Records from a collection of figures
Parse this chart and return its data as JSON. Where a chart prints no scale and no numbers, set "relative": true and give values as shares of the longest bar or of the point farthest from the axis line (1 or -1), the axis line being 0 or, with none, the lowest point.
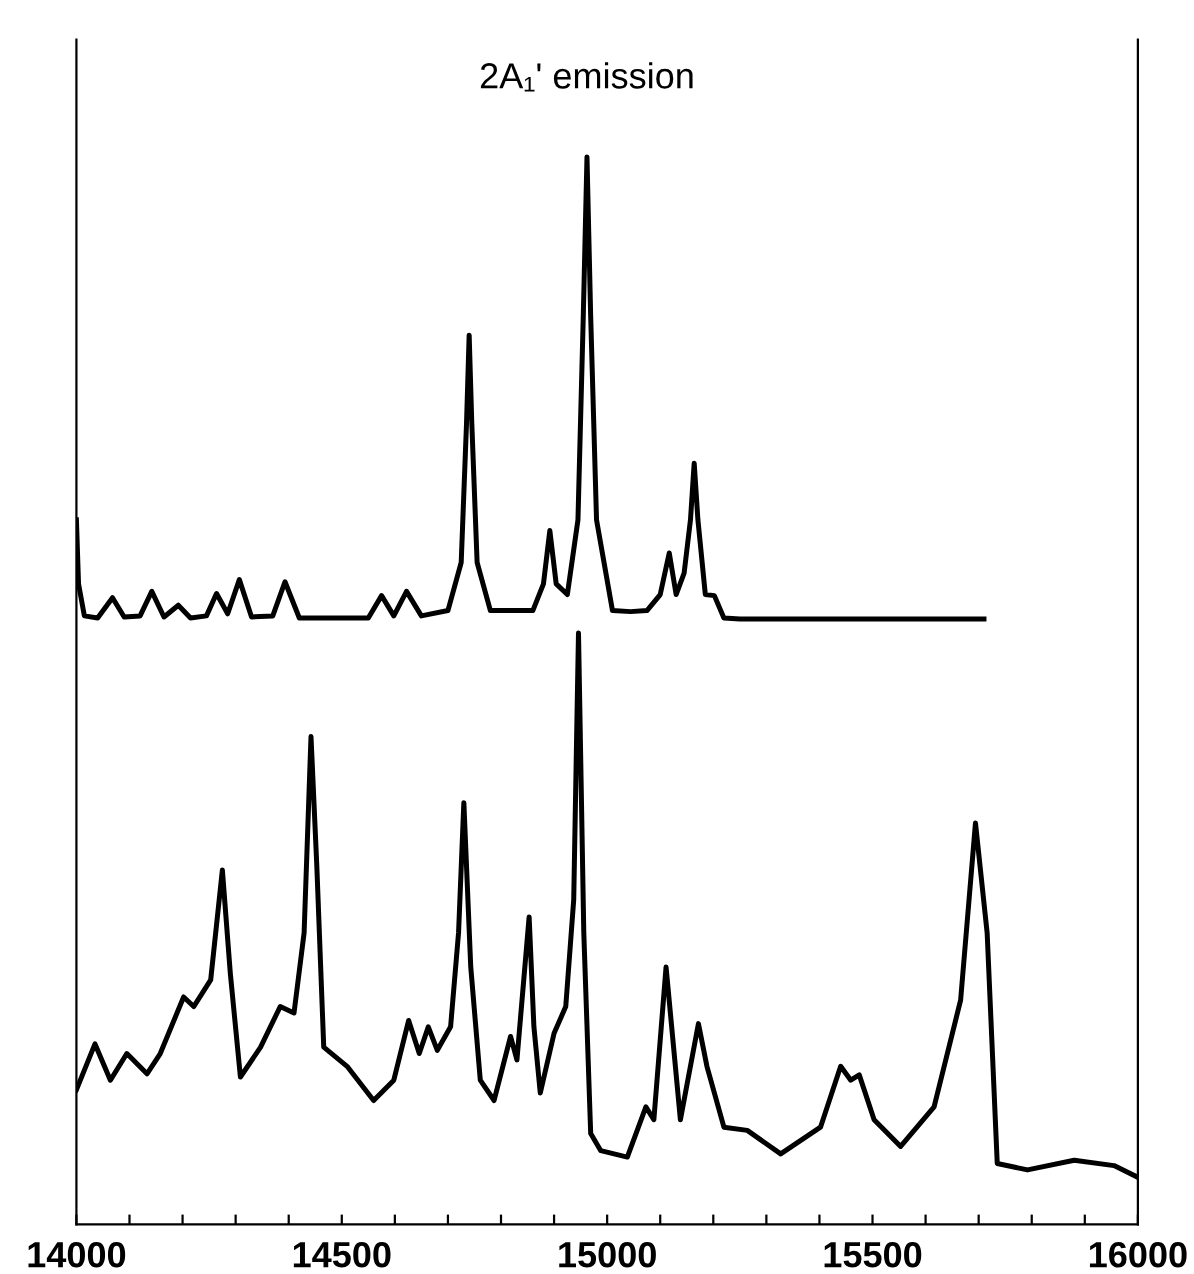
{
  "chart_data": {
    "type": "line",
    "relative": true,
    "xlim": [
      14000,
      16000
    ],
    "xticks": [
      14000,
      {
        "value": 14100,
        "label": null
      },
      {
        "value": 14200,
        "label": null
      },
      {
        "value": 14300,
        "label": null
      },
      {
        "value": 14400,
        "label": null
      },
      14500,
      {
        "value": 14600,
        "label": null
      },
      {
        "value": 14700,
        "label": null
      },
      {
        "value": 14800,
        "label": null
      },
      {
        "value": 14900,
        "label": null
      },
      15000,
      {
        "value": 15100,
        "label": null
      },
      {
        "value": 15200,
        "label": null
      },
      {
        "value": 15300,
        "label": null
      },
      {
        "value": 15400,
        "label": null
      },
      15500,
      {
        "value": 15600,
        "label": null
      },
      {
        "value": 15700,
        "label": null
      },
      {
        "value": 15800,
        "label": null
      },
      {
        "value": 15900,
        "label": null
      },
      16000
    ],
    "annotations": [
      {
        "text": "2A₁' emission",
        "x": 14962,
        "y": 1.0
      }
    ],
    "grid": false,
    "legend": false,
    "marker": "none",
    "line_style": "solid",
    "series": [
      {
        "color": "#000000",
        "x": [
          14000,
          14004,
          14015,
          14040,
          14068,
          14090,
          14120,
          14142,
          14165,
          14192,
          14215,
          14245,
          14264,
          14285,
          14307,
          14330,
          14370,
          14393,
          14420,
          14550,
          14575,
          14598,
          14622,
          14650,
          14700,
          14725,
          14735,
          14740,
          14745,
          14755,
          14780,
          14860,
          14880,
          14892,
          14904,
          14925,
          14945,
          14955,
          14962,
          14969,
          14980,
          15010,
          15044,
          15075,
          15100,
          15117,
          15130,
          15145,
          15157,
          15164,
          15171,
          15185,
          15202,
          15220,
          15250,
          15710
        ],
        "values": [
          0.66,
          0.6,
          0.57,
          0.568,
          0.587,
          0.569,
          0.57,
          0.593,
          0.569,
          0.58,
          0.568,
          0.57,
          0.591,
          0.572,
          0.604,
          0.569,
          0.57,
          0.602,
          0.568,
          0.568,
          0.589,
          0.57,
          0.593,
          0.57,
          0.575,
          0.62,
          0.75,
          0.833,
          0.75,
          0.62,
          0.575,
          0.575,
          0.6,
          0.65,
          0.6,
          0.59,
          0.66,
          0.85,
          1.0,
          0.85,
          0.66,
          0.575,
          0.574,
          0.575,
          0.59,
          0.629,
          0.59,
          0.61,
          0.66,
          0.713,
          0.66,
          0.59,
          0.589,
          0.568,
          0.567,
          0.567
        ]
      },
      {
        "color": "#000000",
        "x": [
          14000,
          14035,
          14064,
          14095,
          14133,
          14158,
          14202,
          14221,
          14253,
          14275,
          14290,
          14309,
          14347,
          14384,
          14410,
          14429,
          14442,
          14453,
          14466,
          14510,
          14560,
          14598,
          14626,
          14646,
          14663,
          14680,
          14705,
          14720,
          14730,
          14743,
          14761,
          14787,
          14818,
          14830,
          14853,
          14862,
          14874,
          14900,
          14922,
          14937,
          14946,
          14956,
          14969,
          14988,
          15038,
          15073,
          15088,
          15111,
          15138,
          15172,
          15188,
          15220,
          15264,
          15327,
          15402,
          15440,
          15459,
          15475,
          15503,
          15553,
          15616,
          15666,
          15694,
          15716,
          15735,
          15792,
          15880,
          15955,
          16000
        ],
        "values": [
          0.126,
          0.169,
          0.135,
          0.16,
          0.141,
          0.16,
          0.213,
          0.204,
          0.229,
          0.332,
          0.235,
          0.138,
          0.166,
          0.204,
          0.198,
          0.273,
          0.457,
          0.335,
          0.166,
          0.148,
          0.116,
          0.135,
          0.191,
          0.16,
          0.185,
          0.163,
          0.185,
          0.273,
          0.395,
          0.241,
          0.135,
          0.116,
          0.176,
          0.154,
          0.288,
          0.185,
          0.123,
          0.179,
          0.204,
          0.304,
          0.554,
          0.273,
          0.085,
          0.069,
          0.063,
          0.11,
          0.098,
          0.241,
          0.098,
          0.188,
          0.148,
          0.091,
          0.088,
          0.066,
          0.091,
          0.148,
          0.135,
          0.14,
          0.098,
          0.073,
          0.11,
          0.21,
          0.376,
          0.273,
          0.057,
          0.051,
          0.06,
          0.055,
          0.044
        ]
      }
    ]
  }
}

### GOAL
Give the entries again word for word, but skip the pictures.

### ANSWER FOR THE TASK
Parse this chart and return its data as JSON. Where a chart prints no scale and no numbers, set "relative": true and give values as shares of the longest bar or of the point farthest from the axis line (1 or -1), the axis line being 0 or, with none, the lowest point.
{
  "chart_data": {
    "type": "line",
    "relative": true,
    "xlim": [
      14000,
      16000
    ],
    "xticks": [
      14000,
      {
        "value": 14100,
        "label": null
      },
      {
        "value": 14200,
        "label": null
      },
      {
        "value": 14300,
        "label": null
      },
      {
        "value": 14400,
        "label": null
      },
      14500,
      {
        "value": 14600,
        "label": null
      },
      {
        "value": 14700,
        "label": null
      },
      {
        "value": 14800,
        "label": null
      },
      {
        "value": 14900,
        "label": null
      },
      15000,
      {
        "value": 15100,
        "label": null
      },
      {
        "value": 15200,
        "label": null
      },
      {
        "value": 15300,
        "label": null
      },
      {
        "value": 15400,
        "label": null
      },
      15500,
      {
        "value": 15600,
        "label": null
      },
      {
        "value": 15700,
        "label": null
      },
      {
        "value": 15800,
        "label": null
      },
      {
        "value": 15900,
        "label": null
      },
      16000
    ],
    "annotations": [
      {
        "text": "2A₁' emission",
        "x": 14962,
        "y": 1.0
      }
    ],
    "grid": false,
    "legend": false,
    "marker": "none",
    "line_style": "solid",
    "series": [
      {
        "color": "#000000",
        "x": [
          14000,
          14004,
          14015,
          14040,
          14068,
          14090,
          14120,
          14142,
          14165,
          14192,
          14215,
          14245,
          14264,
          14285,
          14307,
          14330,
          14370,
          14393,
          14420,
          14550,
          14575,
          14598,
          14622,
          14650,
          14700,
          14725,
          14735,
          14740,
          14745,
          14755,
          14780,
          14860,
          14880,
          14892,
          14904,
          14925,
          14945,
          14955,
          14962,
          14969,
          14980,
          15010,
          15044,
          15075,
          15100,
          15117,
          15130,
          15145,
          15157,
          15164,
          15171,
          15185,
          15202,
          15220,
          15250,
          15710
        ],
        "values": [
          0.66,
          0.6,
          0.57,
          0.568,
          0.587,
          0.569,
          0.57,
          0.593,
          0.569,
          0.58,
          0.568,
          0.57,
          0.591,
          0.572,
          0.604,
          0.569,
          0.57,
          0.602,
          0.568,
          0.568,
          0.589,
          0.57,
          0.593,
          0.57,
          0.575,
          0.62,
          0.75,
          0.833,
          0.75,
          0.62,
          0.575,
          0.575,
          0.6,
          0.65,
          0.6,
          0.59,
          0.66,
          0.85,
          1.0,
          0.85,
          0.66,
          0.575,
          0.574,
          0.575,
          0.59,
          0.629,
          0.59,
          0.61,
          0.66,
          0.713,
          0.66,
          0.59,
          0.589,
          0.568,
          0.567,
          0.567
        ]
      },
      {
        "color": "#000000",
        "x": [
          14000,
          14035,
          14064,
          14095,
          14133,
          14158,
          14202,
          14221,
          14253,
          14275,
          14290,
          14309,
          14347,
          14384,
          14410,
          14429,
          14442,
          14453,
          14466,
          14510,
          14560,
          14598,
          14626,
          14646,
          14663,
          14680,
          14705,
          14720,
          14730,
          14743,
          14761,
          14787,
          14818,
          14830,
          14853,
          14862,
          14874,
          14900,
          14922,
          14937,
          14946,
          14956,
          14969,
          14988,
          15038,
          15073,
          15088,
          15111,
          15138,
          15172,
          15188,
          15220,
          15264,
          15327,
          15402,
          15440,
          15459,
          15475,
          15503,
          15553,
          15616,
          15666,
          15694,
          15716,
          15735,
          15792,
          15880,
          15955,
          16000
        ],
        "values": [
          0.126,
          0.169,
          0.135,
          0.16,
          0.141,
          0.16,
          0.213,
          0.204,
          0.229,
          0.332,
          0.235,
          0.138,
          0.166,
          0.204,
          0.198,
          0.273,
          0.457,
          0.335,
          0.166,
          0.148,
          0.116,
          0.135,
          0.191,
          0.16,
          0.185,
          0.163,
          0.185,
          0.273,
          0.395,
          0.241,
          0.135,
          0.116,
          0.176,
          0.154,
          0.288,
          0.185,
          0.123,
          0.179,
          0.204,
          0.304,
          0.554,
          0.273,
          0.085,
          0.069,
          0.063,
          0.11,
          0.098,
          0.241,
          0.098,
          0.188,
          0.148,
          0.091,
          0.088,
          0.066,
          0.091,
          0.148,
          0.135,
          0.14,
          0.098,
          0.073,
          0.11,
          0.21,
          0.376,
          0.273,
          0.057,
          0.051,
          0.06,
          0.055,
          0.044
        ]
      }
    ]
  }
}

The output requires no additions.